## Text section
--------------------------------------------------

Monday, September 10, 2018

How to prepare new choir members for their first visit

No matter how hard you try to make your choir a friendly, welcoming place, joining a new choir is like starting a new school. It can be frightening.

photo by Capture Queen

Here are some ideas that may help prepare new members for their first visit to your choir.

It can be a daunting prospect joining a new choir. You may never have even sung in a group before.

We all like to think our choirs are friendly, welcoming places (see How welcoming is your choir?), but it can be scary walking into a room of strangers, most of whom already know each other.

There is only so much that a choir leader can notice. It may seem that all the new members are smiling and enjoying themselves, but that may all be a front.

New members can feel out of their depth, or that they don’t really have the right to be there. When the break comes, it can be like their first day at infant school all over again. If a child found that hard, there’s a good chance that the adult will still find it hard.

There are some things that can be done to make it easier. Every person is different so not everything will work for everyone. The most important thing is to keep checking in with new members and make it easy and safe for them to share their worries.

Here are a few things that might help.

  • never enrol lone singers – always take new singers on in a group. Then at least they won’t be alone and have the company of a few others in the same boat.
  • only allow singers to join at sensible times – it would be crazy to take a bunch of new singers on just before a major concert. Similarly – unless you’re a drop-in choir – taking singers on any time after half way through a term makes things difficult. Letting new singers join at the start of a season means that you create more of a level playing field.

--------------------------------------------------

## Stored data
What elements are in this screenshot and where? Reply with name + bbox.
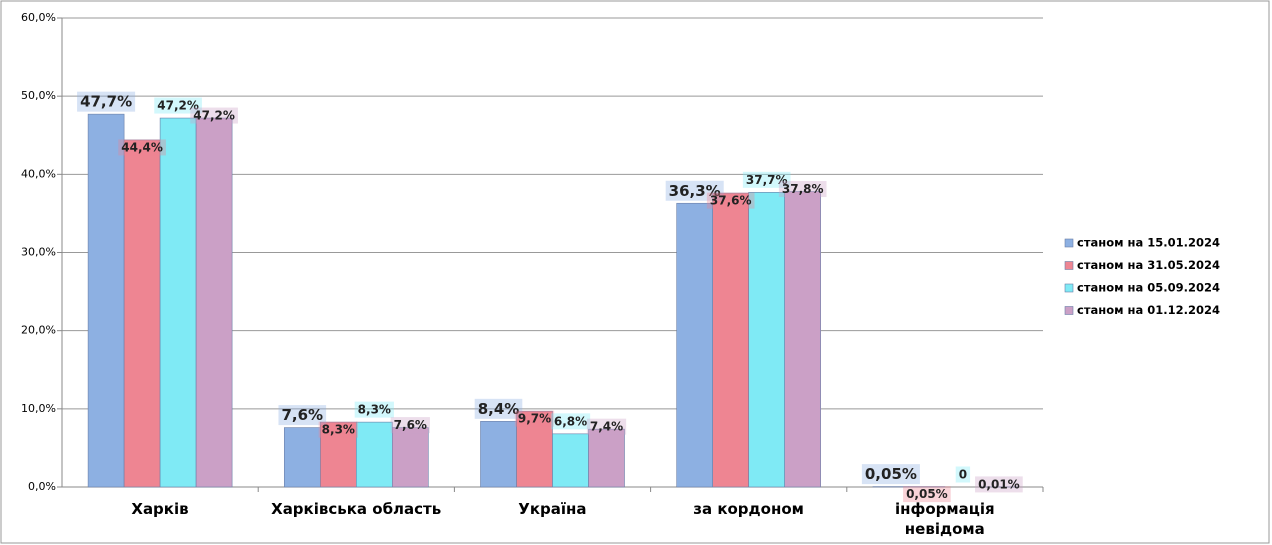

--------------------------------------------------

## Stated goal
Continue the piece on welcoming new choir members from the point where it stops.

## Response
  • be aware of preconceptions – your choir is a familiar and friendly place to you. But outsiders (especially those who have never sung in a choir before), bring a whole set of preconceptions with them. See Everybody has a place in the choir
  • work with new singers before their first session – working with just the new singers in your regular rehearsal space can work wonders. They will get used to the choir leader and their way of working. They can be eased into singing in a small, safe group. They will be able to familiarise themselves with the rehearsal space (how to get there, where the toilets are, etc.). The choir leader will have a chance to explain how things work and overcome any preconceptions that the new singers might have.
  • check in regularly – with a large choir it’s really easy to feel that everything is going wonderfully. But unless you check in regularly with singers you might not realise that they have concerns, difficulties, misunderstanding, etc. It can be the choir leader, section leader or a ‘buddy’, but make sure you do it often and in a gentle way.
  • choirs don’t suit everyone – it may be that even after a few weeks, a singer might still not quite fit in or feel comfortable. It may simply be that choirs aren’t their thing. See 5 good reasons why joining a choir might not be right for you
  • practical ideas – I’ve written two guides for new singers joining an established choir. One for the singers, and one for choir leaders. You’ll find plenty of useful, practical tips there. See Joining an established choir: a guide for new singers and Joining an established choir: a guide for how choir leaders can help new singers

Do let me know if you have any other ideas that may help new singers. Or if you’ve been a new singer yourself and found it hard. I’d love to hear from you!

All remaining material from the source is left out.